▶ PROBLEM TO WORK ON
From the entries below, count the lines with "opakowanie". Write only the count.

########################################

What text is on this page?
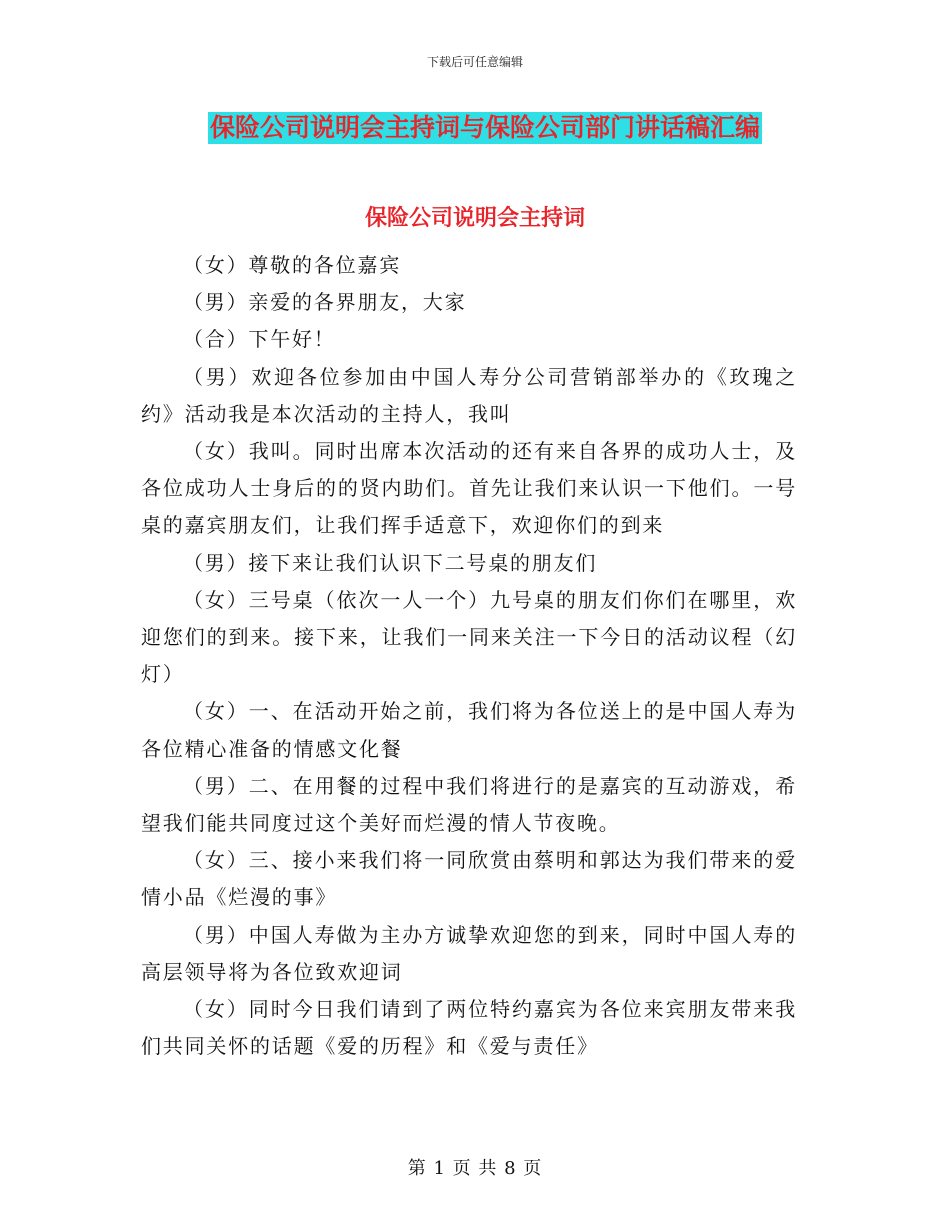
下载后可任意编辑
保险公司说明会主持词与保险公司部门讲话稿汇编
保险公司说明会主持词

（女）尊敬的各位嘉宾

（男）亲爱的各界朋友，大家

（合）下午好！

（男）欢迎各位参加由中国人寿分公司营销部举办的《玫瑰之约》活动我是本次活动的主持人，我叫

（女）我叫。同时出席本次活动的还有来自各界的成功人士，及各位成功人士身后的的贤内助们。首先让我们来认识一下他们。一号桌的嘉宾朋友们，让我们挥手适意下，欢迎你们的到来

（男）接下来让我们认识下二号桌的朋友们

（女）三号桌（依次一人一个）九号桌的朋友们你们在哪里，欢迎您们的到来。接下来，让我们一同来关注一下今日的活动议程（幻灯）

（女）一、在活动开始之前，我们将为各位送上的是中国人寿为各位精心准备的情感文化餐

（男）二、在用餐的过程中我们将进行的是嘉宾的互动游戏，希望我们能共同度过这个美好而烂漫的情人节夜晚。

（女）三、接小来我们将一同欣赏由蔡明和郭达为我们带来的爱情小品《烂漫的事》

（男）中国人寿做为主办方诚挚欢迎您的到来，同时中国人寿的高层领导将为各位致欢迎词

（女）同时今日我们请到了两位特约嘉宾为各位来宾朋友带来我们共同关怀的话题《爱的历程》和《爱与责任》

第 1 页 共 8 页
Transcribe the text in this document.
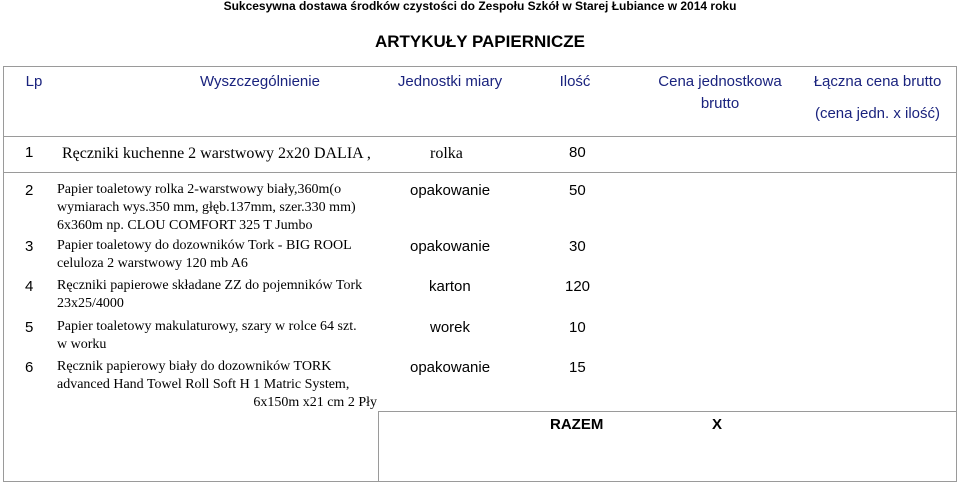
Sukcesywna dostawa środków czystości do Zespołu Szkół w Starej Łubiance w 2014 roku
ARTYKUŁY PAPIERNICZE
Lp	Wyszczególnienie	Jednostki miary	Ilość	Cena jednostkowa
brutto
Łączna cena brutto
(cena jedn. x ilość)
1 Ręczniki kuchenne 2 warstwowy 2x20 DALIA ,	rolka	80
2 Papier toaletowy rolka 2-warstwowy biały,360m(o
wymiarach wys.350 mm, głęb.137mm, szer.330 mm)
6x360m np. CLOU COMFORT 325 T Jumbo
opakowanie	50
3 Papier toaletowy do dozowników Tork - BIG ROOL
celuloza 2 warstwowy 120 mb A6
opakowanie	30
4 Ręczniki papierowe składane ZZ do pojemników Tork
23x25/4000
karton	120
5 Papier toaletowy makulaturowy, szary w rolce 64 szt.
w worku
worek	10
6 Ręcznik papierowy biały do dozowników TORK
advanced Hand Towel Roll Soft H 1 Matric System,
6x150m x21 cm 2 Pły
opakowanie	15
RAZEM	X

########################################

▶ ANSWER TO THE TASK
3